Saved entries
════

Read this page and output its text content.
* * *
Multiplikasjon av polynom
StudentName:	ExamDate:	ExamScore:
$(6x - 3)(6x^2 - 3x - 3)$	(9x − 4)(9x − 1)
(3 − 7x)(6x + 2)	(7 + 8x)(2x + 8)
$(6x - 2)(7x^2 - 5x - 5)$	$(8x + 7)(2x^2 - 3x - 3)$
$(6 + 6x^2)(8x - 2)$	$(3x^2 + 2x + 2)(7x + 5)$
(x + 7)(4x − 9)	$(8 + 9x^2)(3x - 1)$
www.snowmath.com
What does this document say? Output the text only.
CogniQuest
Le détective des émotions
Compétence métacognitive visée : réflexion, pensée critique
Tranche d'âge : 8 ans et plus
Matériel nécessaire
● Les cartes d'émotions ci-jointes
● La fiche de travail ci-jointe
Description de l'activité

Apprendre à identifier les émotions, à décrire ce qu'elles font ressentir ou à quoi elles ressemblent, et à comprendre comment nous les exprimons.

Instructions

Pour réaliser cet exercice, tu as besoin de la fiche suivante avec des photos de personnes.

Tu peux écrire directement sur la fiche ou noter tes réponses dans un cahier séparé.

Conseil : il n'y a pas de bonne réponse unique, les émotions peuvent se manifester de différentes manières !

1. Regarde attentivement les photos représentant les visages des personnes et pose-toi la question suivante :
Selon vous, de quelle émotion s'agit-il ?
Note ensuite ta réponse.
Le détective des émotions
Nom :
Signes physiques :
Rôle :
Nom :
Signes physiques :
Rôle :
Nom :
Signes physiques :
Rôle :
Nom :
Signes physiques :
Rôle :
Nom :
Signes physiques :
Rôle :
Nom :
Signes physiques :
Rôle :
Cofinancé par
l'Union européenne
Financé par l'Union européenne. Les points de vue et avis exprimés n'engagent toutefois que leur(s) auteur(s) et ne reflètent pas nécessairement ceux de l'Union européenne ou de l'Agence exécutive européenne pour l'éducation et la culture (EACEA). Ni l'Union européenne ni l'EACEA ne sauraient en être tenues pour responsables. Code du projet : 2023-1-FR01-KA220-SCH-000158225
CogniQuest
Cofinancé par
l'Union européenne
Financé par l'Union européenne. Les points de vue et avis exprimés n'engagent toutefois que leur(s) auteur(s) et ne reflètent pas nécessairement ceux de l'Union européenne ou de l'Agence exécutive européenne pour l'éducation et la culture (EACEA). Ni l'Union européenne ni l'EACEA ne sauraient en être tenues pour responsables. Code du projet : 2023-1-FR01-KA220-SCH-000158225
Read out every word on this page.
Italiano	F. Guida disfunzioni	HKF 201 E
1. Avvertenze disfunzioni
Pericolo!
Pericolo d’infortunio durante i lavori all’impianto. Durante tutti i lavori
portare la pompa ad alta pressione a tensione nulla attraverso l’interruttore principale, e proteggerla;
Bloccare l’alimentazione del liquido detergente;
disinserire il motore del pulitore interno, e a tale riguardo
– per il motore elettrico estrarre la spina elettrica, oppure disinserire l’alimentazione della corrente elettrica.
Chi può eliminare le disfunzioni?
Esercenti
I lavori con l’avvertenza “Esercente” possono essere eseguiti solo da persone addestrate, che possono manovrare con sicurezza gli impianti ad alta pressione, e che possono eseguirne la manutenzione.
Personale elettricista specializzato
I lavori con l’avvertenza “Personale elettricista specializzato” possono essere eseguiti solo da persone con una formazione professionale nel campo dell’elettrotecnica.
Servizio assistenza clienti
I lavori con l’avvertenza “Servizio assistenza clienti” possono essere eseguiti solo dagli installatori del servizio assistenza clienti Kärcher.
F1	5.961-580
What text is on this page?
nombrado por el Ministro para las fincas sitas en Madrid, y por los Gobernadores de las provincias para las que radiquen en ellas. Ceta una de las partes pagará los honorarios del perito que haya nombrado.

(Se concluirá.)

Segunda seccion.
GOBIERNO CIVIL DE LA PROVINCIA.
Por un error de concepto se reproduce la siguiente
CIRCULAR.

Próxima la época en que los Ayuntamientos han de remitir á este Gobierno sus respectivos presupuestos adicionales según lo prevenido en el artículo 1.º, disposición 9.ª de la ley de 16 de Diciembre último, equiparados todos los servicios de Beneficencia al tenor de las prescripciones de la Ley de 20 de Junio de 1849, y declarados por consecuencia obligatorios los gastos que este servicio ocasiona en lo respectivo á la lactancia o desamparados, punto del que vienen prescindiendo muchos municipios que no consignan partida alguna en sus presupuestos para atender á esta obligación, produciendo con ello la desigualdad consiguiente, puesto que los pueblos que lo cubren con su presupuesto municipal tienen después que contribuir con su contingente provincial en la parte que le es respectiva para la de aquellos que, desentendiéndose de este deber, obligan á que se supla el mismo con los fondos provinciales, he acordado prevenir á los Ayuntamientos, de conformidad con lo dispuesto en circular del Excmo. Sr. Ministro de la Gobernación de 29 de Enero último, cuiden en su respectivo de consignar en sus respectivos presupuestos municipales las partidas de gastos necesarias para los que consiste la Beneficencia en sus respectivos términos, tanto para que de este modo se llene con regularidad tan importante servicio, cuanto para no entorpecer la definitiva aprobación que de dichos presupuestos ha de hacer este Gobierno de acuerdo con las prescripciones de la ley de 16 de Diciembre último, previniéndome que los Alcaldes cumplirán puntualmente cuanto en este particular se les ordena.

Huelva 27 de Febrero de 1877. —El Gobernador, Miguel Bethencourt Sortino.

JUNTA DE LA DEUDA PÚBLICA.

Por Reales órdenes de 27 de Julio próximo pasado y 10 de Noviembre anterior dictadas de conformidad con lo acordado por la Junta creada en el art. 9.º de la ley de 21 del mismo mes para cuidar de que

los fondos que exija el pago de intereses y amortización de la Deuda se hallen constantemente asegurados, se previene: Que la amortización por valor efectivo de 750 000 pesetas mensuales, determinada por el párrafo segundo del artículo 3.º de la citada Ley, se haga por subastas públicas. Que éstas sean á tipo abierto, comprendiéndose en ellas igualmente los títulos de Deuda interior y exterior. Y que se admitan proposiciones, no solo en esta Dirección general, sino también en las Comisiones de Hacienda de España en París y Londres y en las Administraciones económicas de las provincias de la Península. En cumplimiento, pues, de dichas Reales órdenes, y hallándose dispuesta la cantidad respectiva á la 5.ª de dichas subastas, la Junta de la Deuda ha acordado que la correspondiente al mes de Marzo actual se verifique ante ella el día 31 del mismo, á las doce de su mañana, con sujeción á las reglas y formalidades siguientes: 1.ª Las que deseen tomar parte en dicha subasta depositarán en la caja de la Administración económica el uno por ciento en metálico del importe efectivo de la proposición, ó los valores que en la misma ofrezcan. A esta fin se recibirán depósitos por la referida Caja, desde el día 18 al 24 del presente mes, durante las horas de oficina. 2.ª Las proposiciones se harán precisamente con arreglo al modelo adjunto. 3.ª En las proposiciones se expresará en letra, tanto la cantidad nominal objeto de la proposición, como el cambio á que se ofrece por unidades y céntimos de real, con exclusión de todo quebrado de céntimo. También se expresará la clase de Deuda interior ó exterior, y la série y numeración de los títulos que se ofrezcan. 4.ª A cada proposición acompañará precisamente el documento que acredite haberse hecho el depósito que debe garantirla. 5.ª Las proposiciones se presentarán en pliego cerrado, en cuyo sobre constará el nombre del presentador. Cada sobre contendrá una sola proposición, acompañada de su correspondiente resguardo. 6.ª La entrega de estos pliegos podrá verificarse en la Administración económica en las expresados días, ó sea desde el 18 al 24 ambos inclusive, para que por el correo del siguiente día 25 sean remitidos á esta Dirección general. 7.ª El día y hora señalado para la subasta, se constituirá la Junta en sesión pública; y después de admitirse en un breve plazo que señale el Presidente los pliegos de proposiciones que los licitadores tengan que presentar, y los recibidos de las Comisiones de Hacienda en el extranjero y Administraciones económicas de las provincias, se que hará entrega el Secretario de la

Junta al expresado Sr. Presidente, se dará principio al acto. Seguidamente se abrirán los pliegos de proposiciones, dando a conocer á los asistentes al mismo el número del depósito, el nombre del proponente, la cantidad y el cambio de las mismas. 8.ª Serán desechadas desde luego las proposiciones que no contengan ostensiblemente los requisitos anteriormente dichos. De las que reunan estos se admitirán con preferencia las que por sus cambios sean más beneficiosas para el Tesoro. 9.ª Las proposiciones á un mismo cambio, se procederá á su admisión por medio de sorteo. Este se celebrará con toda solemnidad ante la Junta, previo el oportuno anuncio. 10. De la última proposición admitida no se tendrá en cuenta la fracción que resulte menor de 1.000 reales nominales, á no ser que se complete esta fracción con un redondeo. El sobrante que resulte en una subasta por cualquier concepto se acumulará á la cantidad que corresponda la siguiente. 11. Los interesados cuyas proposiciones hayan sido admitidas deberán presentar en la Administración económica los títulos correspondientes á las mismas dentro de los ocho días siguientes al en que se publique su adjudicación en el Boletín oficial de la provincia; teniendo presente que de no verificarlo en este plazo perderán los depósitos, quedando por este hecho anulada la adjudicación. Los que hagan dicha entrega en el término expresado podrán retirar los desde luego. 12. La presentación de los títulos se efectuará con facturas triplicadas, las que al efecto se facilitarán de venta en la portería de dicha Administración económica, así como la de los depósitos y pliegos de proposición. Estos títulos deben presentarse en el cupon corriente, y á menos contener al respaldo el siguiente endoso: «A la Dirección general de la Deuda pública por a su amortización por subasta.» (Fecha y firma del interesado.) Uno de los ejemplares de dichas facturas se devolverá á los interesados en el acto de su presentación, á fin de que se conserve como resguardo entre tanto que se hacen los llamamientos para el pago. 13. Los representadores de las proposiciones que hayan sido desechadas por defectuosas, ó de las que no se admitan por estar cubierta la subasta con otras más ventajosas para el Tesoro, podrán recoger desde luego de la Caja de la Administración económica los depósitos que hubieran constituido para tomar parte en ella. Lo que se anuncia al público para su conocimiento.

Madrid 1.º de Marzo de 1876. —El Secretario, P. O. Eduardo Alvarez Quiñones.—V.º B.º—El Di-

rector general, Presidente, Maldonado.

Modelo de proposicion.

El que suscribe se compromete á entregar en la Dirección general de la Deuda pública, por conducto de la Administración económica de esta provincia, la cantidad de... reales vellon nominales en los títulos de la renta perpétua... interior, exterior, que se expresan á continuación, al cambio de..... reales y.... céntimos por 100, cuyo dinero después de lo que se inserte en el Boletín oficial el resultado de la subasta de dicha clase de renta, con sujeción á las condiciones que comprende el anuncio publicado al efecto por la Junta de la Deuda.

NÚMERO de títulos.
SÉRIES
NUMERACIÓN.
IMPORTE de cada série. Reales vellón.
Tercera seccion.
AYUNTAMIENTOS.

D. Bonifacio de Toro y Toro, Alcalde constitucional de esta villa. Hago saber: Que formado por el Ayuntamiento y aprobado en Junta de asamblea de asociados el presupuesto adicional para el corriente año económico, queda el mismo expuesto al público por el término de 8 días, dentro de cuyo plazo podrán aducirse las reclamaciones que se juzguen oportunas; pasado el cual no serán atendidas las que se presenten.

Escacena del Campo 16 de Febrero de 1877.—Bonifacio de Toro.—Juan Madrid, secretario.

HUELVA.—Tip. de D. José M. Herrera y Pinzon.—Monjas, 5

════

## Job:
For the data above, state only how many lines include the word "What".

## Output of the exercise:
2